Written exercise:
Copy every line of the records below verbatim, leaving out the pictures.

Data provided:
★ ★ ★
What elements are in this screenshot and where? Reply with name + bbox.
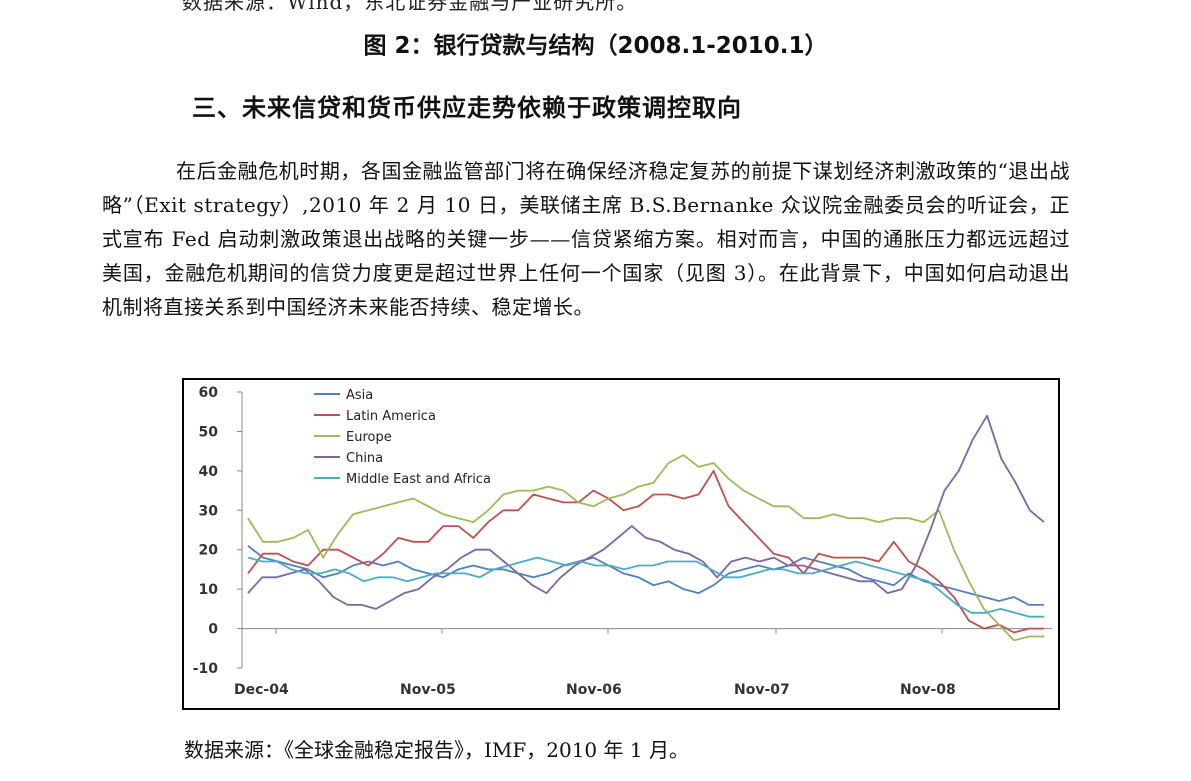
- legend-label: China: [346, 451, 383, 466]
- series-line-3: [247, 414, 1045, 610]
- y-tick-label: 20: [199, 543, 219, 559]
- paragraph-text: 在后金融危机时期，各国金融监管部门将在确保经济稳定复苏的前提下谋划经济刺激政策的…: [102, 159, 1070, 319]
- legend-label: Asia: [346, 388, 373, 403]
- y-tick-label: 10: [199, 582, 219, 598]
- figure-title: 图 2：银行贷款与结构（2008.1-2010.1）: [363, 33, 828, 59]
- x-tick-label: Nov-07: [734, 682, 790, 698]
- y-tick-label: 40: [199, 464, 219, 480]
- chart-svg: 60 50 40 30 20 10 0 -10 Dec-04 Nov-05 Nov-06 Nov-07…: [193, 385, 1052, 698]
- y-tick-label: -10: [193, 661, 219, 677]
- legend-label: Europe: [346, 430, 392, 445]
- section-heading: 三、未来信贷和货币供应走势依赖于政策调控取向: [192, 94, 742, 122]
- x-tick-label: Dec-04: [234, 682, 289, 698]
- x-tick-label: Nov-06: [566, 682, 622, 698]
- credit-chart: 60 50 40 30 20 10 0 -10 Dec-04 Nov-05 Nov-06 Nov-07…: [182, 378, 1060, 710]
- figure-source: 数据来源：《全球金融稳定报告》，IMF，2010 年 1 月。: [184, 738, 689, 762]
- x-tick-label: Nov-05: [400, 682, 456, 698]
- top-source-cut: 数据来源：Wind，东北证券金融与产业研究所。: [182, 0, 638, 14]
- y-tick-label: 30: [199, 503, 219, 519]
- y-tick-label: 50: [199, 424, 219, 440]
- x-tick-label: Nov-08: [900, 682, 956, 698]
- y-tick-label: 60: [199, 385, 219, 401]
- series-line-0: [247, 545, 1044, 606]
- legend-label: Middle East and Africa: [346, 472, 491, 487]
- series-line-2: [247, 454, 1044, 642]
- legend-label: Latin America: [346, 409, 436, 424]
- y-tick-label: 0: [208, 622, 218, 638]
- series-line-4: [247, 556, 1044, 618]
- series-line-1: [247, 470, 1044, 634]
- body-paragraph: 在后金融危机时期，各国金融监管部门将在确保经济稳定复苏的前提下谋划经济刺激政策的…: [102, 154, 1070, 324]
★ ★ ★
Task response:
What elements are in this screenshot and where? Reply with name + bbox.
- legend-label: China: [346, 451, 383, 466]
- series-line-3: [247, 414, 1045, 610]
- y-tick-label: 20: [199, 543, 219, 559]
- paragraph-text: 在后金融危机时期，各国金融监管部门将在确保经济稳定复苏的前提下谋划经济刺激政策的…: [102, 159, 1070, 319]
- legend-label: Asia: [346, 388, 373, 403]
- y-tick-label: 10: [199, 582, 219, 598]
- figure-title: 图 2：银行贷款与结构（2008.1-2010.1）: [363, 33, 828, 59]
- x-tick-label: Nov-07: [734, 682, 790, 698]
- y-tick-label: 40: [199, 464, 219, 480]
- chart-svg: 60 50 40 30 20 10 0 -10 Dec-04 Nov-05 Nov-06 Nov-07…: [193, 385, 1052, 698]
- y-tick-label: -10: [193, 661, 219, 677]
- legend-label: Europe: [346, 430, 392, 445]
- section-heading: 三、未来信贷和货币供应走势依赖于政策调控取向: [192, 94, 742, 122]
- x-tick-label: Dec-04: [234, 682, 289, 698]
- x-tick-label: Nov-06: [566, 682, 622, 698]
- credit-chart: 60 50 40 30 20 10 0 -10 Dec-04 Nov-05 Nov-06 Nov-07…: [182, 378, 1060, 710]
- figure-source: 数据来源：《全球金融稳定报告》，IMF，2010 年 1 月。: [184, 738, 689, 762]
- x-tick-label: Nov-05: [400, 682, 456, 698]
- top-source-cut: 数据来源：Wind，东北证券金融与产业研究所。: [182, 0, 638, 14]
- y-tick-label: 30: [199, 503, 219, 519]
- y-tick-label: 50: [199, 424, 219, 440]
- x-tick-label: Nov-08: [900, 682, 956, 698]
- y-tick-label: 60: [199, 385, 219, 401]
- series-line-0: [247, 545, 1044, 606]
- legend-label: Middle East and Africa: [346, 472, 491, 487]
- series-line-2: [247, 454, 1044, 642]
- legend-label: Latin America: [346, 409, 436, 424]
- y-tick-label: 0: [208, 622, 218, 638]
- series-line-4: [247, 556, 1044, 618]
- series-line-1: [247, 470, 1044, 634]
- body-paragraph: 在后金融危机时期，各国金融监管部门将在确保经济稳定复苏的前提下谋划经济刺激政策的…: [102, 154, 1070, 324]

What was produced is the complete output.